▶ [Your instructions]: How many lines in the entries below contain "this"? Answer with the number only.

--- Start Task data ---

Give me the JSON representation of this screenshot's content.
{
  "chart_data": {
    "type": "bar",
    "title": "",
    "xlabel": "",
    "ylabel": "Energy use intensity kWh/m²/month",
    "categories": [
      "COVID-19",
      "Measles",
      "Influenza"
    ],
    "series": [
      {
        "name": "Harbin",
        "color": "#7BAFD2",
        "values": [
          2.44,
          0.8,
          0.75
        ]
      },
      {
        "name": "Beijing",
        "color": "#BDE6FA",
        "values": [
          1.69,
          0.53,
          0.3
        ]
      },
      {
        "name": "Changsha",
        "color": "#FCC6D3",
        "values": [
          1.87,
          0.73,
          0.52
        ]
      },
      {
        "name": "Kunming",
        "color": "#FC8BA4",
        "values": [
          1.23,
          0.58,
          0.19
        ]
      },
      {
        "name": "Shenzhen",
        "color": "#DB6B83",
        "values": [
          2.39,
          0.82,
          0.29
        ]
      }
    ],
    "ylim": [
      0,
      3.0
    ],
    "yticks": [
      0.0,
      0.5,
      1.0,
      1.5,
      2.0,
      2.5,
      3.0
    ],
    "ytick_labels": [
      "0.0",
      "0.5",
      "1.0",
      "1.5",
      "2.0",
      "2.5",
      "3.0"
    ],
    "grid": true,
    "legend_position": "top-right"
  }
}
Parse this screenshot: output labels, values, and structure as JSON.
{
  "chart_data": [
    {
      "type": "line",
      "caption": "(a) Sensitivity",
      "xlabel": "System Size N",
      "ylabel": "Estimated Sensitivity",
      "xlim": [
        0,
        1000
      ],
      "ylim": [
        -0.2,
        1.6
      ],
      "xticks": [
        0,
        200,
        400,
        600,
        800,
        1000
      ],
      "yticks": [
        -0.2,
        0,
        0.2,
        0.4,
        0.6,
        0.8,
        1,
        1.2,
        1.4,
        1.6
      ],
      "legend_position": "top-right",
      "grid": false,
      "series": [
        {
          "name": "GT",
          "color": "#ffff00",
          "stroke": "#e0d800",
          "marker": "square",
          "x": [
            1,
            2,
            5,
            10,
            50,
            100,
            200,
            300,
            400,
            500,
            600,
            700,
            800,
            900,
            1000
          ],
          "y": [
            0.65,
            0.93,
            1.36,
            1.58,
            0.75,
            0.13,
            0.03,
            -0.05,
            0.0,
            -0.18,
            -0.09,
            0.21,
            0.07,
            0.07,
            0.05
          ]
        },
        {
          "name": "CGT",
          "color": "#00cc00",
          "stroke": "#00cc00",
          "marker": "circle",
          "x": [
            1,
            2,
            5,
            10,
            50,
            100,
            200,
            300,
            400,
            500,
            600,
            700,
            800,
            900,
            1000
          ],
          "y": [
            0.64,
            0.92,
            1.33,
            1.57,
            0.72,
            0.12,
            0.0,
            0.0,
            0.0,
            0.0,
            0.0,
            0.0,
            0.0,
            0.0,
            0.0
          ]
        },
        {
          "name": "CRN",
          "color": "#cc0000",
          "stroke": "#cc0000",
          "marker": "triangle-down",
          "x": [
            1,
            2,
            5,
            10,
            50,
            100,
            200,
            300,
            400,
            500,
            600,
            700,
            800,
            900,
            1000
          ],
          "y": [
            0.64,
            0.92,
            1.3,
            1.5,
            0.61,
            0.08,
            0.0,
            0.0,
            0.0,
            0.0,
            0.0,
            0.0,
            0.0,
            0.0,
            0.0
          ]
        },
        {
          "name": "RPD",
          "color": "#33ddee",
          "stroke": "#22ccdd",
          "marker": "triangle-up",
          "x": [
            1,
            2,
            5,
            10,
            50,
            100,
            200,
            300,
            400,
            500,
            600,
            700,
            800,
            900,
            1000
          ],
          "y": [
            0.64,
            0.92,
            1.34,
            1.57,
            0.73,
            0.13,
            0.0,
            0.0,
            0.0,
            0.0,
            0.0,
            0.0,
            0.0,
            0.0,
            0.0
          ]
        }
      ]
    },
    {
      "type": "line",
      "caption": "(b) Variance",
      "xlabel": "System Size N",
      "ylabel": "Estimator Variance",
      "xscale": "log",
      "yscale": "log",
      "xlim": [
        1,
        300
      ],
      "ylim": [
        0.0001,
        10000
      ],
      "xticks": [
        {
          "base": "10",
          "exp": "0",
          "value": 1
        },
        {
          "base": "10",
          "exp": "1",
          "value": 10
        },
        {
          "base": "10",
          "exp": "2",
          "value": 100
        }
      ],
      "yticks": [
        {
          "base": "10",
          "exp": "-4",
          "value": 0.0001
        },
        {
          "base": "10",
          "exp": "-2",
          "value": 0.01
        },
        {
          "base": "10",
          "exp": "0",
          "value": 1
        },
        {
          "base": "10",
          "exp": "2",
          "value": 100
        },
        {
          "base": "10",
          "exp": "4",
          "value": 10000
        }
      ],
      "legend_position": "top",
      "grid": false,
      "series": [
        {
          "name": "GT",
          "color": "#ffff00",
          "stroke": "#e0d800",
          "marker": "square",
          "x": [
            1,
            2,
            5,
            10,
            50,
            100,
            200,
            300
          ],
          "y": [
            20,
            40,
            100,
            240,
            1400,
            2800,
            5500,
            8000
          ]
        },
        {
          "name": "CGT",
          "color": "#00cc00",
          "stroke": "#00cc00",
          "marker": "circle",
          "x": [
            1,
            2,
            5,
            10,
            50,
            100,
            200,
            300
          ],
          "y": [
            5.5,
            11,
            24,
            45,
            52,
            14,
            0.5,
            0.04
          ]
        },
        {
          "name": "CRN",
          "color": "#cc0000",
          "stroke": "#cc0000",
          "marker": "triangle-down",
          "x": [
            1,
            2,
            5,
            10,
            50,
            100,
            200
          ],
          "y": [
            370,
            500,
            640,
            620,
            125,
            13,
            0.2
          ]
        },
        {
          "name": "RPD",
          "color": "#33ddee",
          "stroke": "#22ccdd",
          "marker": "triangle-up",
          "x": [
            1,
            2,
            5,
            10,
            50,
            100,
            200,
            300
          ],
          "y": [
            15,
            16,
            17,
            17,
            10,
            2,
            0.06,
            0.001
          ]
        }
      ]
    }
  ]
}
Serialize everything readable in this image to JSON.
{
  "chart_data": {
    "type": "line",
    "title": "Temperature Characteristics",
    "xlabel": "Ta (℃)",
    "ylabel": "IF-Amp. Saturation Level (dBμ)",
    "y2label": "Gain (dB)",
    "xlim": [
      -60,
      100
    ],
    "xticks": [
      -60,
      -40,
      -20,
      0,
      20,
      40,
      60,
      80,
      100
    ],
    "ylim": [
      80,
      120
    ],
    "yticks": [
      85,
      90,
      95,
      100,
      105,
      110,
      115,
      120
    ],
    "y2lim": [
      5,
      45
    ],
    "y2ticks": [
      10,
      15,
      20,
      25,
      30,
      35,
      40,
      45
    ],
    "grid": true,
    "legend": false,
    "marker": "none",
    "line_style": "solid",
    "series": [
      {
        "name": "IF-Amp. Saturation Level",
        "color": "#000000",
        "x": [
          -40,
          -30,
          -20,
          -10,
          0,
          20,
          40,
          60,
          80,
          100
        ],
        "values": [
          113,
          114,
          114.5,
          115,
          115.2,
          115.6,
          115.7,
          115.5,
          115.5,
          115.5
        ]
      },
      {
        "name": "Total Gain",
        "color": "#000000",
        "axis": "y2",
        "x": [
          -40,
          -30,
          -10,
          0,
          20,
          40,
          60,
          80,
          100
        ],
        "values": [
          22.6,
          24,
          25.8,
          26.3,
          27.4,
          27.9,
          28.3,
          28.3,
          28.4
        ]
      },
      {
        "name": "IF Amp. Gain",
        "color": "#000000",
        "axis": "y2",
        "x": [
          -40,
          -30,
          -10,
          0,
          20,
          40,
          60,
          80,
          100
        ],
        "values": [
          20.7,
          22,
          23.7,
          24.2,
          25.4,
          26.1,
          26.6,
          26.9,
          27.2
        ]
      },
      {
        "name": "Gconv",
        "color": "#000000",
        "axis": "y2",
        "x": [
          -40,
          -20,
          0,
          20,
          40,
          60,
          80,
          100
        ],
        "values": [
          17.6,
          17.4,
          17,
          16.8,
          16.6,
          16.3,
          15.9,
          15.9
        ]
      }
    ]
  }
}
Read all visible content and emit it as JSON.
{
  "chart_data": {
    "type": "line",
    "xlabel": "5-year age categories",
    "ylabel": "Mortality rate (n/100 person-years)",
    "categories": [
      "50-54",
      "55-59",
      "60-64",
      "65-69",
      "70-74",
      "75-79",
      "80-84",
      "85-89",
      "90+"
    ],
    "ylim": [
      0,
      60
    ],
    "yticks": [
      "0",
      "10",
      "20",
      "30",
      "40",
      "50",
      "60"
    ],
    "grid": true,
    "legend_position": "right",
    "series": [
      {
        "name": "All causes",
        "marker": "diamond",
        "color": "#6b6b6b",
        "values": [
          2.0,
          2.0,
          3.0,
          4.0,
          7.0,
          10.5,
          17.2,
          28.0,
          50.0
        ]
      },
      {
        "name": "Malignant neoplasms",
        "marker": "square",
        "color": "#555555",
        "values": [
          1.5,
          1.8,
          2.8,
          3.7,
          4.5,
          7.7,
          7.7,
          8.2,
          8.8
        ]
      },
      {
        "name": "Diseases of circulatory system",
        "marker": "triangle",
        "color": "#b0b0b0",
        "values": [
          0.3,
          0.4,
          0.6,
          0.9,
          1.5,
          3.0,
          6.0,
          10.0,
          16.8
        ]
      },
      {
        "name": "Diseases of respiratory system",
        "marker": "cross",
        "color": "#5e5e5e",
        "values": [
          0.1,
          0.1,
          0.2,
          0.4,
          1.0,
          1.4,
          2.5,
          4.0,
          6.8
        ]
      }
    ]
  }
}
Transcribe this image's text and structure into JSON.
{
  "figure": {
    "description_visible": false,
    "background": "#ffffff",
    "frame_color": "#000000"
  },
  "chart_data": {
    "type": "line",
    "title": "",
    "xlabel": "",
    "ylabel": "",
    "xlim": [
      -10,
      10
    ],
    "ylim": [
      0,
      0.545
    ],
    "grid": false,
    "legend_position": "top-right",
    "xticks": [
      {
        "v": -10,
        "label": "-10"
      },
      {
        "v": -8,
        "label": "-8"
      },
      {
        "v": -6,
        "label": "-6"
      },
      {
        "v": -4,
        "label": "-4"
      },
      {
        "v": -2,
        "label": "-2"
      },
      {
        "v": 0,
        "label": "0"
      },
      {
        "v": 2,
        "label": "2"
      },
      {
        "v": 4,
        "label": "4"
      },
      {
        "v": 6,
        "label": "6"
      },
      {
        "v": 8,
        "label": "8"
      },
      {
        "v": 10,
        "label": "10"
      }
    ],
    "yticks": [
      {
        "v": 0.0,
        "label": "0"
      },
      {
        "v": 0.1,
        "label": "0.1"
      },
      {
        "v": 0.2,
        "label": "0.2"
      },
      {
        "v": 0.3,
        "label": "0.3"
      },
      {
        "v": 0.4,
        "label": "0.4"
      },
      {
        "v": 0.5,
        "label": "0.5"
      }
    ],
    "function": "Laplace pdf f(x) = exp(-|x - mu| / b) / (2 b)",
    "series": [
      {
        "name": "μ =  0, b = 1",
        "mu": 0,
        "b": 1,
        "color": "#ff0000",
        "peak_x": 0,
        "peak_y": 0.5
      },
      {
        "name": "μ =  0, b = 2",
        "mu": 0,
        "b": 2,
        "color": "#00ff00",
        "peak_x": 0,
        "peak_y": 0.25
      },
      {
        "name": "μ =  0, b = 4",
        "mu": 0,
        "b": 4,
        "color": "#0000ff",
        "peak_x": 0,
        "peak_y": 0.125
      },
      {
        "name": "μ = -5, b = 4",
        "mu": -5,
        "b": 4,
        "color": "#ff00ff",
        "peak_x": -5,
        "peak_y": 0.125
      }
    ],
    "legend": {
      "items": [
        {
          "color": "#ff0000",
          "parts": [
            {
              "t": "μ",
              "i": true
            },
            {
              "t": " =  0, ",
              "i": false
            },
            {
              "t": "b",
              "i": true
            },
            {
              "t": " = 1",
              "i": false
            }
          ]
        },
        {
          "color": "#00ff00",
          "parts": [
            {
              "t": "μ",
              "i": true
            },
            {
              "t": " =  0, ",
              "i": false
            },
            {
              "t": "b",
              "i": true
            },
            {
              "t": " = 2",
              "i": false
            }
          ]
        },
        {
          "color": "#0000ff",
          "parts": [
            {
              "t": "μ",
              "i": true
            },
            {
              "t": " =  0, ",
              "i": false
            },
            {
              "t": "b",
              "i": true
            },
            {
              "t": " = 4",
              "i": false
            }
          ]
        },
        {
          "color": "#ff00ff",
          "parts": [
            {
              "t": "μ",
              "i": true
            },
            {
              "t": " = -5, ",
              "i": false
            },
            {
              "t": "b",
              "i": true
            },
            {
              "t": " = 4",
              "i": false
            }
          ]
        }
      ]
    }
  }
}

--- End Task data ---

▶ [Solution]: 4